### TASK OBJECTIVE:
Repeat exactly, and only, the lines from the one holding "Extract all readable text from this page." through the last line of the records below.

### DATA FOR PROCESSING:
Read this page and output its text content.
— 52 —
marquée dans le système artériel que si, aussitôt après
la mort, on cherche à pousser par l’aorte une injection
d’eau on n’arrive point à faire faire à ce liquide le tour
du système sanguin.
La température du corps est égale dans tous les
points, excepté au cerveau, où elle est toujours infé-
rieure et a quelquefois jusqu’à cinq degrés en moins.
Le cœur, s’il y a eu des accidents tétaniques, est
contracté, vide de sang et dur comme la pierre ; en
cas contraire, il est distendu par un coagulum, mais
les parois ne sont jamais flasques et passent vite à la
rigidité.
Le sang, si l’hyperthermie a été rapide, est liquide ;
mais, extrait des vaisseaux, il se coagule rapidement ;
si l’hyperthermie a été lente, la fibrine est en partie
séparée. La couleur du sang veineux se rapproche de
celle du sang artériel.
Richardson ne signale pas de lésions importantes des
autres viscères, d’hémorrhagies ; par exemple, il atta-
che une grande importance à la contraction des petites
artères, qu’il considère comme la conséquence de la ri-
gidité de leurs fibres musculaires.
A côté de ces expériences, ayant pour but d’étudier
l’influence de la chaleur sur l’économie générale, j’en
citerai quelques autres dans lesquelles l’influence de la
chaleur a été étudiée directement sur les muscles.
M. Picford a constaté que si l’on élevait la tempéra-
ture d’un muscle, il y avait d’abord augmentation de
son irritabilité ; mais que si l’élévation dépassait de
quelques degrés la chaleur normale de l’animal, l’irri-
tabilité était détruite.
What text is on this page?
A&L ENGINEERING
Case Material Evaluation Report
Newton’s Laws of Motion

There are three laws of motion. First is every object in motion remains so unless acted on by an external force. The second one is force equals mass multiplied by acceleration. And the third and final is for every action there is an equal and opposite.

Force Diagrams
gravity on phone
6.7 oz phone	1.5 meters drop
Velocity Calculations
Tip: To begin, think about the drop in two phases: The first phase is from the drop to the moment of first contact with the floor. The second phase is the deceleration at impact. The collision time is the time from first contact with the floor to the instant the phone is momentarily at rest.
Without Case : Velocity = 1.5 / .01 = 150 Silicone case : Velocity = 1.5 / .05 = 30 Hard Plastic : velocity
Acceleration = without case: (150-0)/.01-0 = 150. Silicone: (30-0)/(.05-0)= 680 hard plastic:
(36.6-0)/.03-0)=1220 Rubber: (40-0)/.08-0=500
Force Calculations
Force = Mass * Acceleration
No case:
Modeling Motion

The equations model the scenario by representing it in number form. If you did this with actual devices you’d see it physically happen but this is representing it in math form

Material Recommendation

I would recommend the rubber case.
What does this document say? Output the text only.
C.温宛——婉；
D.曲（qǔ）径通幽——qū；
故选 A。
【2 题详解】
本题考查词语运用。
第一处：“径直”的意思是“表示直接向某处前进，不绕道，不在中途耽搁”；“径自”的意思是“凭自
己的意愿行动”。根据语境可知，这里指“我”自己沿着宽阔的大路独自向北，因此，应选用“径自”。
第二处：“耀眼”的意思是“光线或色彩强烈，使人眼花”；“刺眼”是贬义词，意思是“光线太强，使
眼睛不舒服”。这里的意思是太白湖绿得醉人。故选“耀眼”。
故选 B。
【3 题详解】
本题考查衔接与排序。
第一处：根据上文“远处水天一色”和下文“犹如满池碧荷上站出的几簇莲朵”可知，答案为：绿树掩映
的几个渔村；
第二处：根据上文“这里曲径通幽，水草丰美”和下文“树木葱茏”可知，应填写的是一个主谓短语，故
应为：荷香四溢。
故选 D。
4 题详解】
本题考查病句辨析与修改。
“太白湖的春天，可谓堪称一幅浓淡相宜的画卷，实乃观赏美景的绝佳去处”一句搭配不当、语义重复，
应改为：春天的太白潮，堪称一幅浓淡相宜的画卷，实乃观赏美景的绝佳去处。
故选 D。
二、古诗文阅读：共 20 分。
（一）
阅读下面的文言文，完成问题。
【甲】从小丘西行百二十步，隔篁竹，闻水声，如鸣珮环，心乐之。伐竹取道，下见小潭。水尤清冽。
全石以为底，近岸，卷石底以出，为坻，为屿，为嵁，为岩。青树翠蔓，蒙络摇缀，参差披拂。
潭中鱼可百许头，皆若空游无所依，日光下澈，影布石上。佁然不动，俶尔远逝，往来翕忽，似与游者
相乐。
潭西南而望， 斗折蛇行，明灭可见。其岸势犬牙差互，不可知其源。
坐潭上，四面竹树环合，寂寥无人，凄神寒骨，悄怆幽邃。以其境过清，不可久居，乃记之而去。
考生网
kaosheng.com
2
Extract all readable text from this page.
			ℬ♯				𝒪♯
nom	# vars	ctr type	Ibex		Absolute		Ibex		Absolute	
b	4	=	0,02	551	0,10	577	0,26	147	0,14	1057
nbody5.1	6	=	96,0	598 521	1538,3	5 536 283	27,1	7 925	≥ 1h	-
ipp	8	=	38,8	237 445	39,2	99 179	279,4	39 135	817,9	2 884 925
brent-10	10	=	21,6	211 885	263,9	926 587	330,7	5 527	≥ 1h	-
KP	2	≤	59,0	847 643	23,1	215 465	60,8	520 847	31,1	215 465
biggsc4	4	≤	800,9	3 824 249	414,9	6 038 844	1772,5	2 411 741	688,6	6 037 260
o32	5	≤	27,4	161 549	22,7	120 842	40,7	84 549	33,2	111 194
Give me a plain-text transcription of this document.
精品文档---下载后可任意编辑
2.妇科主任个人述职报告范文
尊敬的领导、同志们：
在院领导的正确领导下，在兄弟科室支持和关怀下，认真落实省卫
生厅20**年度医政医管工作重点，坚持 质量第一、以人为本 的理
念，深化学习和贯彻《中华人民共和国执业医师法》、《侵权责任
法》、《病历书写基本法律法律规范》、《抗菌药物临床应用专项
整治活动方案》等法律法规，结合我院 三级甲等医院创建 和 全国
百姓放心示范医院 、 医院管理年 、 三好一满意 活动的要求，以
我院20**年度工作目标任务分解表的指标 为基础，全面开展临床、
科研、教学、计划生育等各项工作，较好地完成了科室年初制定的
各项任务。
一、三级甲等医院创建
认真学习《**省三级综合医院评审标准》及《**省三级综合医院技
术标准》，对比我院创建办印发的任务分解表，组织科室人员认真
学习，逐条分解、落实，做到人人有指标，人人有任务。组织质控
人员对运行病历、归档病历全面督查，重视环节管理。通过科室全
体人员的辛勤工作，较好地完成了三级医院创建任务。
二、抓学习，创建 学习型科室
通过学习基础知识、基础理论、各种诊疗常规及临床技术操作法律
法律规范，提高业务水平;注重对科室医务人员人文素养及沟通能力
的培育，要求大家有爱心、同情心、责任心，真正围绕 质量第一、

### WRITTEN SOLUTION:
Extract all readable text from this page.
			ℬ♯				𝒪♯
nom	# vars	ctr type	Ibex		Absolute		Ibex		Absolute	
b	4	=	0,02	551	0,10	577	0,26	147	0,14	1057
nbody5.1	6	=	96,0	598 521	1538,3	5 536 283	27,1	7 925	≥ 1h	-
ipp	8	=	38,8	237 445	39,2	99 179	279,4	39 135	817,9	2 884 925
brent-10	10	=	21,6	211 885	263,9	926 587	330,7	5 527	≥ 1h	-
KP	2	≤	59,0	847 643	23,1	215 465	60,8	520 847	31,1	215 465
biggsc4	4	≤	800,9	3 824 249	414,9	6 038 844	1772,5	2 411 741	688,6	6 037 260
o32	5	≤	27,4	161 549	22,7	120 842	40,7	84 549	33,2	111 194
Give me a plain-text transcription of this document.
精品文档---下载后可任意编辑
2.妇科主任个人述职报告范文
尊敬的领导、同志们：
在院领导的正确领导下，在兄弟科室支持和关怀下，认真落实省卫
生厅20**年度医政医管工作重点，坚持 质量第一、以人为本 的理
念，深化学习和贯彻《中华人民共和国执业医师法》、《侵权责任
法》、《病历书写基本法律法律规范》、《抗菌药物临床应用专项
整治活动方案》等法律法规，结合我院 三级甲等医院创建 和 全国
百姓放心示范医院 、 医院管理年 、 三好一满意 活动的要求，以
我院20**年度工作目标任务分解表的指标 为基础，全面开展临床、
科研、教学、计划生育等各项工作，较好地完成了科室年初制定的
各项任务。
一、三级甲等医院创建
认真学习《**省三级综合医院评审标准》及《**省三级综合医院技
术标准》，对比我院创建办印发的任务分解表，组织科室人员认真
学习，逐条分解、落实，做到人人有指标，人人有任务。组织质控
人员对运行病历、归档病历全面督查，重视环节管理。通过科室全
体人员的辛勤工作，较好地完成了三级医院创建任务。
二、抓学习，创建 学习型科室
通过学习基础知识、基础理论、各种诊疗常规及临床技术操作法律
法律规范，提高业务水平;注重对科室医务人员人文素养及沟通能力
的培育，要求大家有爱心、同情心、责任心，真正围绕 质量第一、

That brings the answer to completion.